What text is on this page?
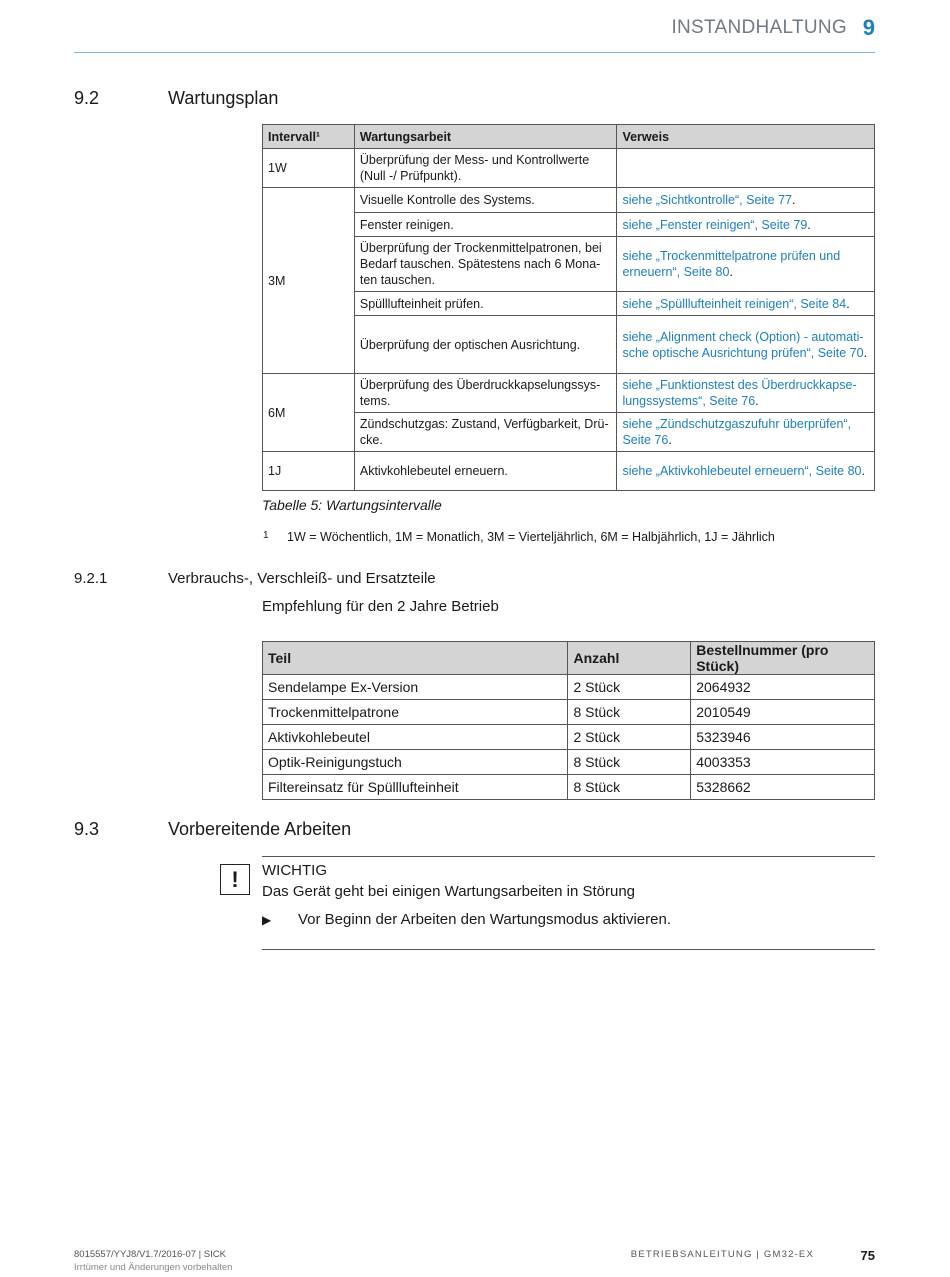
INSTANDHALTUNG 9
9.2	Wartungsplan
Intervall¹	Wartungsarbeit	Verweis
1W	Überprüfung der Mess- und Kontrollwerte (Null -/ Prüfpunkt).	
3M	Visuelle Kontrolle des Systems.	siehe „Sichtkontrolle“, Seite 77.
	Fenster reinigen.	siehe „Fenster reinigen“, Seite 79.
	Überprüfung der Trockenmittelpatronen, bei Bedarf tauschen. Spätestens nach 6 Mona-ten tauschen.	siehe „Trockenmittelpatrone prüfen und erneuern“, Seite 80.
	Spülllufteinheit prüfen.	siehe „Spülllufteinheit reinigen“, Seite 84.
	Überprüfung der optischen Ausrichtung.	siehe „Alignment check (Option) - automati-sche optische Ausrichtung prüfen“, Seite 70.
6M	Überprüfung des Überdruckkapselungssys-tems.	siehe „Funktionstest des Überdruckkapse-lungssystems“, Seite 76.
	Zündschutzgas: Zustand, Verfügbarkeit, Drü-cke.	siehe „Zündschutzgaszufuhr überprüfen“, Seite 76.
1J	Aktivkohlebeutel erneuern.	siehe „Aktivkohlebeutel erneuern“, Seite 80.
Tabelle 5: Wartungsintervalle
1 1W = Wöchentlich, 1M = Monatlich, 3M = Vierteljährlich, 6M = Halbjährlich, 1J = Jährlich
9.2.1	Verbrauchs-, Verschleiß- und Ersatzteile
Empfehlung für den 2 Jahre Betrieb
Teil	Anzahl	Bestellnummer (pro Stück)
Sendelampe Ex-Version	2 Stück	2064932
Trockenmittelpatrone	8 Stück	2010549
Aktivkohlebeutel	2 Stück	5323946
Optik-Reinigungstuch	8 Stück	4003353
Filtereinsatz für Spülllufteinheit	8 Stück	5328662
9.3	Vorbereitende Arbeiten
!	WICHTIG
Das Gerät geht bei einigen Wartungsarbeiten in Störung
▶ Vor Beginn der Arbeiten den Wartungsmodus aktivieren.
8015557/YYJ8/V1.7/2016-07 | SICK
Irrtümer und Änderungen vorbehalten
BETRIEBSANLEITUNG | GM32-EX	75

* _WHAT IS BEING ASKED_
State the number of lines in these entries that include the string "Spülllufteinheit". Provide nothing beyond that number.

* _EXERCISE SOLUTION_
2